#### Exercise goal:
Each line of the material must be repeated precisely, with the pictures left out.

#### Data shown:
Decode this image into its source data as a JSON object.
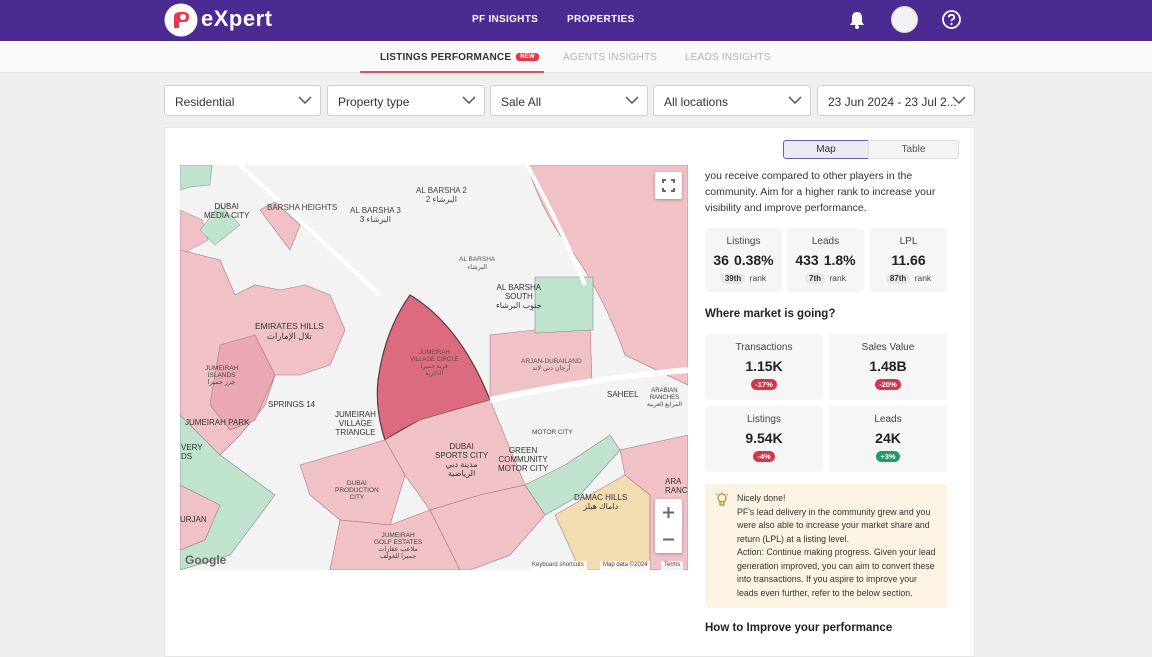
{
  "header": {
    "brand": "eXpert",
    "nav": [
      "PF INSIGHTS",
      "PROPERTIES"
    ]
  },
  "tabs": {
    "items": [
      {
        "label": "LISTINGS PERFORMANCE",
        "badge": "NEW",
        "active": true
      },
      {
        "label": "AGENTS INSIGHTS"
      },
      {
        "label": "LEADS INSIGHTS"
      }
    ]
  },
  "filters": {
    "category": "Residential",
    "property_type": "Property type",
    "purpose": "Sale All",
    "location": "All locations",
    "date_range": "23 Jun 2024 - 23 Jul 2..."
  },
  "view_toggle": {
    "map": "Map",
    "table": "Table",
    "active": "Map"
  },
  "map": {
    "labels": {
      "al_barsha_2": "AL BARSHA 2",
      "al_barsha_2_ar": "البرشاء 2",
      "barsha_heights": "BARSHA HEIGHTS",
      "al_barsha_3": "AL BARSHA 3",
      "al_barsha_3_ar": "البرشاء 3",
      "dubai_media_city_1": "DUBAI",
      "dubai_media_city_2": "MEDIA CITY",
      "al_barsha": "AL BARSHA",
      "al_barsha_ar": "البرشاء",
      "al_barsha_south_1": "AL BARSHA",
      "al_barsha_south_2": "SOUTH",
      "al_barsha_south_ar": "جنوب البرشاء",
      "emirates_hills": "EMIRATES HILLS",
      "emirates_hills_ar": "تلال الإمارات",
      "jumeirah_islands_1": "JUMEIRAH",
      "jumeirah_islands_2": "ISLANDS",
      "jumeirah_islands_ar": "جزر جميرا",
      "jvc_1": "JUMEIRAH",
      "jvc_2": "VILLAGE CIRCLE",
      "jvc_ar_1": "قرية جميرا",
      "jvc_ar_2": "الدائرية",
      "arjan": "ARJAN-DUBAILAND",
      "arjan_ar": "أرجان دبي لاند",
      "springs_14": "SPRINGS 14",
      "jumeirah_park": "JUMEIRAH PARK",
      "jvt_1": "JUMEIRAH",
      "jvt_2": "VILLAGE",
      "jvt_3": "TRIANGLE",
      "saheel": "SAHEEL",
      "arabian_ranches_1": "ARABIAN",
      "arabian_ranches_2": "RANCHES",
      "arabian_ranches_ar": "المرابع العربية",
      "motor_city": "MOTOR CITY",
      "sports_city_1": "DUBAI",
      "sports_city_2": "SPORTS CITY",
      "sports_city_ar_1": "مدينة دبي",
      "sports_city_ar_2": "الرياضية",
      "green_community_1": "GREEN",
      "green_community_2": "COMMUNITY",
      "green_community_3": "MOTOR CITY",
      "production_city_1": "DUBAI",
      "production_city_2": "PRODUCTION",
      "production_city_3": "CITY",
      "golf_estates_1": "JUMEIRAH",
      "golf_estates_2": "GOLF ESTATES",
      "golf_estates_ar_1": "ملاعب عقارات",
      "golf_estates_ar_2": "جميرا للغولف",
      "damac_hills": "DAMAC HILLS",
      "damac_hills_ar": "داماك هيلز",
      "very_1": "VERY",
      "very_2": "DS",
      "urjan": "URJAN",
      "ara_1": "ARA",
      "ara_2": "RANCH"
    },
    "attribution": {
      "logo": "Google",
      "shortcuts": "Keyboard shortcuts",
      "data": "Map data ©2024",
      "terms": "Terms"
    }
  },
  "panel": {
    "intro_lines": [
      "you receive compared to other players in the",
      "community. Aim for a higher rank to increase your",
      "visibility and improve performance."
    ],
    "rank_stats": [
      {
        "label": "Listings",
        "value": "36",
        "pct": "0.38%",
        "rank": "39th",
        "rank_label": "rank"
      },
      {
        "label": "Leads",
        "value": "433",
        "pct": "1.8%",
        "rank": "7th",
        "rank_label": "rank"
      },
      {
        "label": "LPL",
        "value": "11.66",
        "rank": "87th",
        "rank_label": "rank"
      }
    ],
    "market_title": "Where market is going?",
    "market_stats": [
      {
        "label": "Transactions",
        "value": "1.15K",
        "change": "-17%"
      },
      {
        "label": "Sales Value",
        "value": "1.48B",
        "change": "-20%"
      },
      {
        "label": "Listings",
        "value": "9.54K",
        "change": "-4%"
      },
      {
        "label": "Leads",
        "value": "24K",
        "change": "+3%"
      }
    ],
    "insight": {
      "title": "Nicely done!",
      "lines": [
        "PF's lead delivery in the community grew and you",
        "were also able to increase your market share and",
        "return (LPL) at a listing level.",
        "Action: Continue making progress. Given your lead",
        "generation improved, you can aim to convert these",
        "into transactions. If you aspire to improve your",
        "leads even further, refer to the below section."
      ]
    },
    "improve_title": "How to Improve your performance"
  },
  "colors": {
    "brand_purple": "#4b2a91",
    "accent_red": "#e0525f",
    "map_pink": "#f0c2c8",
    "map_dark_pink": "#dc6b80",
    "map_green": "#bfe3cf",
    "map_tan": "#f3dcb0",
    "down": "#d63548",
    "up": "#1f9d62"
  }
}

#### Task response:
Decode this image into its source data as a JSON object.
{
  "header": {
    "brand": "eXpert",
    "nav": [
      "PF INSIGHTS",
      "PROPERTIES"
    ]
  },
  "tabs": {
    "items": [
      {
        "label": "LISTINGS PERFORMANCE",
        "badge": "NEW",
        "active": true
      },
      {
        "label": "AGENTS INSIGHTS"
      },
      {
        "label": "LEADS INSIGHTS"
      }
    ]
  },
  "filters": {
    "category": "Residential",
    "property_type": "Property type",
    "purpose": "Sale All",
    "location": "All locations",
    "date_range": "23 Jun 2024 - 23 Jul 2..."
  },
  "view_toggle": {
    "map": "Map",
    "table": "Table",
    "active": "Map"
  },
  "map": {
    "labels": {
      "al_barsha_2": "AL BARSHA 2",
      "al_barsha_2_ar": "البرشاء 2",
      "barsha_heights": "BARSHA HEIGHTS",
      "al_barsha_3": "AL BARSHA 3",
      "al_barsha_3_ar": "البرشاء 3",
      "dubai_media_city_1": "DUBAI",
      "dubai_media_city_2": "MEDIA CITY",
      "al_barsha": "AL BARSHA",
      "al_barsha_ar": "البرشاء",
      "al_barsha_south_1": "AL BARSHA",
      "al_barsha_south_2": "SOUTH",
      "al_barsha_south_ar": "جنوب البرشاء",
      "emirates_hills": "EMIRATES HILLS",
      "emirates_hills_ar": "تلال الإمارات",
      "jumeirah_islands_1": "JUMEIRAH",
      "jumeirah_islands_2": "ISLANDS",
      "jumeirah_islands_ar": "جزر جميرا",
      "jvc_1": "JUMEIRAH",
      "jvc_2": "VILLAGE CIRCLE",
      "jvc_ar_1": "قرية جميرا",
      "jvc_ar_2": "الدائرية",
      "arjan": "ARJAN-DUBAILAND",
      "arjan_ar": "أرجان دبي لاند",
      "springs_14": "SPRINGS 14",
      "jumeirah_park": "JUMEIRAH PARK",
      "jvt_1": "JUMEIRAH",
      "jvt_2": "VILLAGE",
      "jvt_3": "TRIANGLE",
      "saheel": "SAHEEL",
      "arabian_ranches_1": "ARABIAN",
      "arabian_ranches_2": "RANCHES",
      "arabian_ranches_ar": "المرابع العربية",
      "motor_city": "MOTOR CITY",
      "sports_city_1": "DUBAI",
      "sports_city_2": "SPORTS CITY",
      "sports_city_ar_1": "مدينة دبي",
      "sports_city_ar_2": "الرياضية",
      "green_community_1": "GREEN",
      "green_community_2": "COMMUNITY",
      "green_community_3": "MOTOR CITY",
      "production_city_1": "DUBAI",
      "production_city_2": "PRODUCTION",
      "production_city_3": "CITY",
      "golf_estates_1": "JUMEIRAH",
      "golf_estates_2": "GOLF ESTATES",
      "golf_estates_ar_1": "ملاعب عقارات",
      "golf_estates_ar_2": "جميرا للغولف",
      "damac_hills": "DAMAC HILLS",
      "damac_hills_ar": "داماك هيلز",
      "very_1": "VERY",
      "very_2": "DS",
      "urjan": "URJAN",
      "ara_1": "ARA",
      "ara_2": "RANCH"
    },
    "attribution": {
      "logo": "Google",
      "shortcuts": "Keyboard shortcuts",
      "data": "Map data ©2024",
      "terms": "Terms"
    }
  },
  "panel": {
    "intro_lines": [
      "you receive compared to other players in the",
      "community. Aim for a higher rank to increase your",
      "visibility and improve performance."
    ],
    "rank_stats": [
      {
        "label": "Listings",
        "value": "36",
        "pct": "0.38%",
        "rank": "39th",
        "rank_label": "rank"
      },
      {
        "label": "Leads",
        "value": "433",
        "pct": "1.8%",
        "rank": "7th",
        "rank_label": "rank"
      },
      {
        "label": "LPL",
        "value": "11.66",
        "rank": "87th",
        "rank_label": "rank"
      }
    ],
    "market_title": "Where market is going?",
    "market_stats": [
      {
        "label": "Transactions",
        "value": "1.15K",
        "change": "-17%"
      },
      {
        "label": "Sales Value",
        "value": "1.48B",
        "change": "-20%"
      },
      {
        "label": "Listings",
        "value": "9.54K",
        "change": "-4%"
      },
      {
        "label": "Leads",
        "value": "24K",
        "change": "+3%"
      }
    ],
    "insight": {
      "title": "Nicely done!",
      "lines": [
        "PF's lead delivery in the community grew and you",
        "were also able to increase your market share and",
        "return (LPL) at a listing level.",
        "Action: Continue making progress. Given your lead",
        "generation improved, you can aim to convert these",
        "into transactions. If you aspire to improve your",
        "leads even further, refer to the below section."
      ]
    },
    "improve_title": "How to Improve your performance"
  },
  "colors": {
    "brand_purple": "#4b2a91",
    "accent_red": "#e0525f",
    "map_pink": "#f0c2c8",
    "map_dark_pink": "#dc6b80",
    "map_green": "#bfe3cf",
    "map_tan": "#f3dcb0",
    "down": "#d63548",
    "up": "#1f9d62"
  }
}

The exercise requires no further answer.